## start

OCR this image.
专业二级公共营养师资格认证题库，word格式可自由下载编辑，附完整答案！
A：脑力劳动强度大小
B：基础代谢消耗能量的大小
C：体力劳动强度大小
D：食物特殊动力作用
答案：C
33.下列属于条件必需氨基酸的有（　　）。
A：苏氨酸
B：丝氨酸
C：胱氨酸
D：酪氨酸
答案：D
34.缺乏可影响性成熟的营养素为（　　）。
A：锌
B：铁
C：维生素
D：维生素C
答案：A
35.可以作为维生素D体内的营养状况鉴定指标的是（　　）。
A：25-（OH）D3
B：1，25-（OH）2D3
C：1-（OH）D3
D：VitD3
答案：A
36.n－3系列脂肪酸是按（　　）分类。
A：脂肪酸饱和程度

## end
## start

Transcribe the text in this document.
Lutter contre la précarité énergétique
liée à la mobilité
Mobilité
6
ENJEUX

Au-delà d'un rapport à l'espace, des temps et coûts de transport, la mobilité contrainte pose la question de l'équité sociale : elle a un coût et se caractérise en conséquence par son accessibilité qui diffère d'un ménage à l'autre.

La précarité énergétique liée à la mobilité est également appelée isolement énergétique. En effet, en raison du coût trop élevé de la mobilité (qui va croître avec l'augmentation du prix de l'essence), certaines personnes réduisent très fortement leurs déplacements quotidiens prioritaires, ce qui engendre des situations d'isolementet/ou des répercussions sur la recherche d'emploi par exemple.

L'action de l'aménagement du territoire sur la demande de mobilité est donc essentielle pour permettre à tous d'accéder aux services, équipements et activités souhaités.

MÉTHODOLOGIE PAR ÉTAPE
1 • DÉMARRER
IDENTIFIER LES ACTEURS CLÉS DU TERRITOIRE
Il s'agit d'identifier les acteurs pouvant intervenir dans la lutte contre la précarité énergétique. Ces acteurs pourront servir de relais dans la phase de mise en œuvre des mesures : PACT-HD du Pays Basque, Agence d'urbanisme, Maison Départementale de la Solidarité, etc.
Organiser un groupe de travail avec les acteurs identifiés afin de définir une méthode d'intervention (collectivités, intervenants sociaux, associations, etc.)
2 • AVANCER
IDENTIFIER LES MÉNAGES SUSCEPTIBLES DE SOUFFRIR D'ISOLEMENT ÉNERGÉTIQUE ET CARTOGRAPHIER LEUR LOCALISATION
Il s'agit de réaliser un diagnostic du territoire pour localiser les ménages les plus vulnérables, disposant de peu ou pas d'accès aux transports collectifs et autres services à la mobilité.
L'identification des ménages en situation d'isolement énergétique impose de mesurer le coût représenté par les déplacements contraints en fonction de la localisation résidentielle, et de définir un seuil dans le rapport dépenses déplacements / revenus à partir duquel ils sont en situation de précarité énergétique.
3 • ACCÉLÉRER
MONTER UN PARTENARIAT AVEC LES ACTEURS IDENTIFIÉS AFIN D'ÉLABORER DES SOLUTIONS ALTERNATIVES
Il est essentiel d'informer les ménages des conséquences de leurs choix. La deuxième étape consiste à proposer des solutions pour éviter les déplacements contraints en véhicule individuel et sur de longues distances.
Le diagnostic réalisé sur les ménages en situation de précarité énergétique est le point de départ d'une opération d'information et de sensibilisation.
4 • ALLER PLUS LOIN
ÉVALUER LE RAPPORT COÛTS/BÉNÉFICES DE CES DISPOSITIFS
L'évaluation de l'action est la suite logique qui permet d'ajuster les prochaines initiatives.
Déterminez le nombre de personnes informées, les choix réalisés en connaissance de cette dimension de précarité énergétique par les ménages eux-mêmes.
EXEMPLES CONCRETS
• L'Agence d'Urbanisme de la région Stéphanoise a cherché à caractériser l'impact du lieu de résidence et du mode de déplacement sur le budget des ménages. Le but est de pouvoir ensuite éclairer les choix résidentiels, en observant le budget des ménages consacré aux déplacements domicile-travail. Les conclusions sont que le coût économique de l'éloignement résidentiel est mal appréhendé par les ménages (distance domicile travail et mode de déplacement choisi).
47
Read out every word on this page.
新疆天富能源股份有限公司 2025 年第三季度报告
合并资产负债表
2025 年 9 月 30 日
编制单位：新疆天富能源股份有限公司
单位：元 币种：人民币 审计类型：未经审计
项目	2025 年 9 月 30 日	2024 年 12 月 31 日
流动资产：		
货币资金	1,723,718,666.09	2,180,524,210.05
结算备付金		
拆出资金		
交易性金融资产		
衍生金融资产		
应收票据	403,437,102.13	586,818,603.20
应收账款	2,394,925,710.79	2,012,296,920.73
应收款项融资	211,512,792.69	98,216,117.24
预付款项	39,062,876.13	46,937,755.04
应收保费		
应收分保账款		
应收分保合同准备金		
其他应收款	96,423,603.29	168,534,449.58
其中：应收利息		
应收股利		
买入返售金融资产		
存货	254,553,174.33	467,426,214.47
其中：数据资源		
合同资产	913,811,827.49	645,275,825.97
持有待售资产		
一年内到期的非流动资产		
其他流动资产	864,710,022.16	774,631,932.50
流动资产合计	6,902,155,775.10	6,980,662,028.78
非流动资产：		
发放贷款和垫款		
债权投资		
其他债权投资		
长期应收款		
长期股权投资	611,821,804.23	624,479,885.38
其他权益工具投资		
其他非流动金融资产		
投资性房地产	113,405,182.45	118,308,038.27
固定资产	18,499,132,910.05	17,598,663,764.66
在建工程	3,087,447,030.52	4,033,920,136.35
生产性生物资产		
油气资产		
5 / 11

## end

In the records above, locate every line with the string "新疆天富能源股份有限公司" and copy it.

新疆天富能源股份有限公司 2025 年第三季度报告
编制单位：新疆天富能源股份有限公司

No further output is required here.